**Provided text**
============================================================

Amendments – IAS 1 Presentation of Financial Statements (Non-current Liabilities with Covenants)
Amendments made to IAS 1 in 2020 and 2022 clarified that liabilities are classified as either current or non-current, depending on the rights that exist at the end of the reporting period. Classification is affected by the entity’s expectations or events after the reporting date (e.g. the receipt of a waiver or a breach of covenant). Covenants of loan arrangements will not affect classification of a liability as current or non-current at the reporting date if the entity must only comply with the covenants after the reporting date. However, if the entity must comply with a covenant either before or at the reporting date, this will affect the classification as current or non-current even if the covenant is only tested for compliance after the reporting date.
The amendments require disclosures if an entity classifies a liability as non-current and that liability is subject to covenants that the entity must comply with within 12 months of the reporting date. The disclosures include:
·
the carrying amount of the liability;
·
information about the covenants; and
·
facts and circumstances, if any, that indicate that the entity may have difficulty complying with the covenants.
The amendments also clarify what IAS 1 means when it refers to the “settlement” of a liability. Terms of a liability that could, at the option of the counterparty, result in its settlement by the transfer of the entity’s own equity instrument can only be ignored for the purpose of classifying the liability as current or non-current if the entity classifies the option as an equity instrument. However, conversion options that are classified as a liability must be considered when determining the current/non-current classification of a convertible note.
The amendments must be applied retrospectively in accordance with the normal requirements in IAS 8 Accounting Policies, Changes in Accounting Estimates and Errors and are effective for annual reporting periods beginning on or after January 1, 2024. These amendments did not have a significant impact on the consolidated financial statements.
Recent Accounting Pronouncements
Certain new accounting standards and interpretations have been published that are not mandatory for the current period and have not been early adopted. The amendments have an effective date of later than December 31, 2024, with earlier application permitted.
IFRS 18 – Presentation and Disclosure in Financial Statements
In April 2024, IFRS 18 was issued to achieve comparability of the financial performance of similar entities. The standard, which replaces IAS 1, impacts the presentation of primary financial statements and notes, including the statement of earnings where companies will be required to present separate categories of income and expense for operating, investing, and financing activities with prescribed subtotals for each new category. The standard will also require management-defined performance measures to be explained and included in a separate note within the consolidated financial statements. The standard is effective for reporting periods beginning on or after January 1, 2027, including interim financial statements, and requires retrospective application. The Company is currently assessing the impact of the new standard.

============================================================

**Task instructions**
1. In the data entries, swap "divider" for "separator" and reproduce the lines starting with the line with "horizontal-grid-icon: ≡ xyxy=(114,55,120,67)" and going on through the line with "scroll-thumb[interactable] xyxy=(760,279,770,297)", leaving everything else unchanged.
2. Supply the next part of the passage on IAS 1 amendments and IFRS 18, picking up right after its final sentence.
The text above and the data entries below are unrelated material.

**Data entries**
============================================================

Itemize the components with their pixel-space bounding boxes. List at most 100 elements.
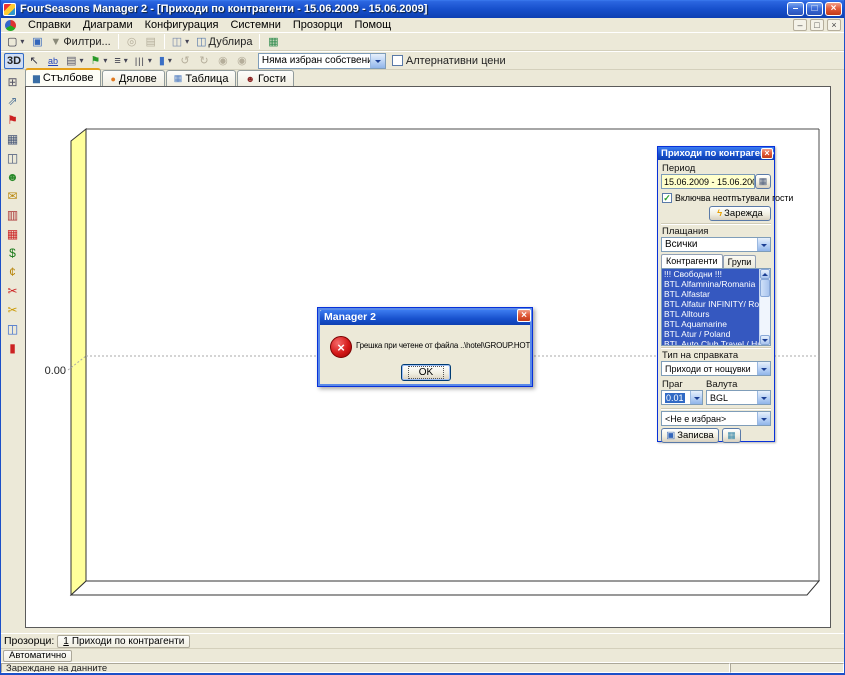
horizontal-grid-icon: ≡ xyxy=(114,55,120,67)
include-guests-checkbox[interactable]: ✓ xyxy=(662,193,672,203)
mdi-restore-button[interactable]: □ xyxy=(810,19,824,31)
window-tab-button[interactable]: 1 Приходи по контрагенти xyxy=(57,635,190,648)
chart-settings-button[interactable]: ▦ xyxy=(264,34,282,50)
divider xyxy=(661,408,771,410)
chevron-down-icon[interactable] xyxy=(757,238,770,251)
legend-button[interactable]: ▤ ▾ xyxy=(63,53,86,69)
scroll-thumb[interactable] xyxy=(760,279,770,297)
view-tab[interactable]: ▦ Таблица xyxy=(166,70,237,86)
currency-icon[interactable]: $ xyxy=(3,243,23,262)
statistics-icon[interactable]: ▮ xyxy=(3,338,23,357)
pointer-button[interactable]: ↖ xyxy=(25,53,43,69)
save-button[interactable]: ▣ xyxy=(28,34,46,50)
horizontal-grid-button[interactable]: ≡ ▾ xyxy=(111,53,130,69)
panel-close-button[interactable]: × xyxy=(761,148,773,159)
dialog-title: Manager 2 xyxy=(320,310,530,325)
guests-icon[interactable]: ☻ xyxy=(3,167,23,186)
zoom-in-icon: ◉ xyxy=(237,54,247,67)
divider xyxy=(661,223,771,225)
contractor-item[interactable]: !!! Свободни !!! xyxy=(662,269,759,279)
ok-button[interactable]: OK xyxy=(401,364,451,381)
menu-item[interactable]: Справки xyxy=(22,18,77,32)
marks-button[interactable]: ⚑ ▾ xyxy=(87,53,110,69)
view-tab[interactable]: ☻ Гости xyxy=(237,70,294,86)
zoom-in-button[interactable]: ◉ xyxy=(233,53,251,69)
chevron-down-icon[interactable] xyxy=(757,391,770,404)
alt-prices-checkbox[interactable] xyxy=(392,55,403,66)
menu-item[interactable]: Диаграми xyxy=(77,18,139,32)
chevron-down-icon[interactable] xyxy=(370,54,385,68)
panel-tab[interactable]: Групи xyxy=(723,255,757,268)
automatic-button[interactable]: Автоматично xyxy=(3,650,72,662)
windows-icon[interactable]: ⊞ xyxy=(3,72,23,91)
print-button[interactable]: ▤ xyxy=(142,34,160,50)
menu-item[interactable]: Системни xyxy=(224,18,286,32)
mode-3d-button[interactable]: 3D xyxy=(4,53,24,69)
occupancy-grid-icon[interactable]: ▦ xyxy=(3,224,23,243)
zoom-out-icon: ◉ xyxy=(218,54,228,67)
load-button[interactable]: ϟ Зарежда xyxy=(709,206,771,221)
export-report-icon[interactable]: ⇗ xyxy=(3,91,23,110)
contractor-item[interactable]: BTL Auto Club Travel / Hunga xyxy=(662,339,759,346)
contractor-item[interactable]: BTL Atur / Poland xyxy=(662,329,759,339)
report-flags-icon[interactable]: ⚑ xyxy=(3,110,23,129)
prices-cut-icon[interactable]: ✂ xyxy=(3,300,23,319)
close-button[interactable]: × xyxy=(825,2,842,16)
save-template-button[interactable]: ▣ Записва xyxy=(661,428,719,443)
cylinder-icon: ▮ xyxy=(159,54,165,67)
menu-item[interactable]: Конфигурация xyxy=(139,18,225,32)
restrictions-icon[interactable]: ✂ xyxy=(3,281,23,300)
contractor-item[interactable]: BTL Alfastar xyxy=(662,289,759,299)
duplicate-button[interactable]: ◫ Дублира xyxy=(193,34,255,50)
period-input[interactable]: 15.06.2009 - 15.06.2009 xyxy=(661,174,755,189)
new-report-button[interactable]: ▢ ▾ xyxy=(4,34,27,50)
contractor-item[interactable]: BTL Aquamarine xyxy=(662,319,759,329)
chevron-down-icon[interactable] xyxy=(757,412,770,425)
restore-button[interactable]: □ xyxy=(806,2,823,16)
payments-select[interactable]: Всички xyxy=(661,237,771,252)
vertical-grid-button[interactable]: ||| ▾ xyxy=(132,53,155,69)
grid-view-button[interactable]: ▦ xyxy=(722,428,741,443)
bar-style-button[interactable]: ▮ ▾ xyxy=(156,53,175,69)
rotate-cw-button[interactable]: ↻ xyxy=(195,53,213,69)
tab-label: Гости xyxy=(258,73,286,85)
contractor-item[interactable]: BTL Alltours xyxy=(662,309,759,319)
view-tab[interactable]: ● Дялове xyxy=(102,70,164,86)
zoom-out-button[interactable]: ◉ xyxy=(214,53,232,69)
point-labels-button[interactable]: ab xyxy=(44,53,62,69)
menu-item[interactable]: Помощ xyxy=(348,18,397,32)
scroll-down-button[interactable] xyxy=(760,335,770,345)
application-window: FourSeasons Manager 2 - [Приходи по конт… xyxy=(0,0,845,675)
currency-combo[interactable]: BGL xyxy=(706,390,771,405)
view-tab[interactable]: ▆ Стълбове xyxy=(25,68,101,86)
archive-icon[interactable]: ▥ xyxy=(3,205,23,224)
dialog-close-button[interactable]: × xyxy=(517,309,531,322)
copy-button[interactable]: ◫ ▾ xyxy=(169,34,192,50)
minimize-button[interactable]: – xyxy=(787,2,804,16)
contractor-item[interactable]: BTL Alfamnina/Romania xyxy=(662,279,759,289)
threshold-combo[interactable]: 0.01 xyxy=(661,390,703,405)
owner-select[interactable]: Няма избран собственици xyxy=(258,53,386,69)
documents-icon[interactable]: ◫ xyxy=(3,319,23,338)
rotate-ccw-button[interactable]: ↺ xyxy=(176,53,194,69)
report-type-select[interactable]: Приходи от нощувки xyxy=(661,361,771,376)
report-window-icon[interactable] xyxy=(5,20,16,31)
mail-folder-icon[interactable]: ✉ xyxy=(3,186,23,205)
mdi-minimize-button[interactable]: – xyxy=(793,19,807,31)
print-preview-button[interactable]: ◎ xyxy=(123,34,141,50)
calendar-report-icon[interactable]: ◫ xyxy=(3,148,23,167)
scroll-up-button[interactable] xyxy=(760,269,770,279)
contractor-item[interactable]: BTL Alfatur INFINITY/ Romani xyxy=(662,299,759,309)
panel-tab[interactable]: Контрагенти xyxy=(661,254,723,268)
chevron-down-icon[interactable] xyxy=(757,362,770,375)
template-select[interactable]: <Не е избран> xyxy=(661,411,771,426)
payments-icon[interactable]: ¢ xyxy=(3,262,23,281)
calendar-button[interactable]: ▦ xyxy=(755,174,771,189)
filters-button[interactable]: ▼ Филтри... xyxy=(47,34,113,50)
mdi-close-button[interactable]: × xyxy=(827,19,841,31)
threshold-label: Праг xyxy=(662,379,683,390)
list-scrollbar[interactable] xyxy=(759,269,770,345)
chevron-down-icon[interactable] xyxy=(690,391,702,404)
calendar-icon[interactable]: ▦ xyxy=(3,129,23,148)
menu-item[interactable]: Прозорци xyxy=(287,18,349,32)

============================================================

**Written answers**
1.
horizontal-grid-icon: ≡ xyxy=(114,55,120,67)
include-guests-checkbox[interactable]: ✓ xyxy=(662,193,672,203)
mdi-restore-button[interactable]: □ xyxy=(810,19,824,31)
window-tab-button[interactable]: 1 Приходи по контрагенти xyxy=(57,635,190,648)
chart-settings-button[interactable]: ▦ xyxy=(264,34,282,50)
separator xyxy=(661,408,771,410)
chevron-down-icon[interactable] xyxy=(757,238,770,251)
legend-button[interactable]: ▤ ▾ xyxy=(63,53,86,69)
scroll-thumb[interactable] xyxy=(760,279,770,297)

2.
Outstanding Share Data
The authorized share capital of the Company is an unlimited number of common shares without par value.
As at December 31, 2024 and February 20, 2025, the issued and outstanding securities were as follows:
February 20,
2025
December 31,
2024
#
#
Common shares issued and outstanding
50,734,138
50,658,776
Stock options
1,346,838
1,346,838
Restricted share units
2,065,121
1,309,061
Fully diluted common shares
54,146,097
53,314,675
Critical Accounting Judgements and Estimates
The preparation of the consolidated financial statements in conformity with IFRS requires the Company’s management to make judgments, estimates and assumptions that affect the amounts reported in the consolidated financial statements. Estimates and assumptions are based on management’s best knowledge of the relevant facts and circumstances. However, actual results may differ from those estimates included in the consolidated financial statements.
The Company’s material accounting policy information and estimates are disclosed in Notes 2 and 3 of the December 31, 2023 audited consolidated financial statements.
Financial Instruments
The Company’s risk exposures and the impact on the financial instruments are summarized below. There have been no material changes to the risks, objectives, policies and procedures during the years ended December 31, 2024 and 2023.
25
Vox Royalty Corp.
Management Discussion & Analysis
For the year ended December 31, 2024
Credit risk
Credit risk is the risk of potential loss to the Company if the counterparty to a financial instrument fails to meet its contractual obligations. The Company's credit risk is primarily attributable to its liquid financial assets including cash and cash equivalents and royalty receivables in the ordinary course of business. In order to mitigate its exposure to credit risk, the Company maintains its cash in high quality financial institutions and closely monitors its royalty receivable balances. The Company’s royalty receivables are subject to the credit risk of the counterparties who own and operate the mines underlying Vox’s royalty portfolio.
Liquidity risk
Liquidity risk is the risk that the Company will not be able to meet its financial obligations as they come due. The Company’s approach to managing liquidity is to ensure it will have sufficient liquidity to meet liabilities when due. In managing liquidity risk, the Company takes into account the amount available under the Company’s revolving credit facility, anticipated cash flows from operations and holding of cash and cash equivalents. As at December 31, 2024, the Company had cash and cash equivalents of $8,754,391 (December 31, 2023 - $9,342,880) and working capital of $9,234,339 (December 31, 2023 - $10,378,752).
Currency risk
Foreign currency risk is the risk that the fair value or future cash flows of a financial instrument will fluctuate because of changes in foreign exchange rates. Financial instruments that impact the Company’s net loss due to currency fluctuations include cash and cash equivalents, accounts receivable, accounts payable and accrued liabilities, and income taxes payable denominated in Canadian and Australian dollars. Based on the Company’s Canadian and Australian denominated monetary assets and liabilities at December 31, 2024, a 10% increase (decrease) of the value of the Canadian and Australian dollar relative to the United States dollar would increase (decrease) net loss by $440,000.
Interest rate risk
The Company is exposed to interest rate risk due to the Facility being subject to floating interest rates. The Company monitors its exposure to interest rates. During the period ended December 31, 2024, a 1% increase (decrease) in nominal interest rates would have increased (decreased) net loss and other comprehensive loss by approximately $150,000.
The Company has cash balances with rates that fluctuate with the prevailing market rate. The Company’s current policy is to invest excess cash in cash accounts or short-term interest-bearing securities issued by chartered banks. The Company periodically monitors the investments it makes and is satisfied with the credit ratings of its banks. The Company does not use any derivative instrument to reduce its exposure to interest rate risk.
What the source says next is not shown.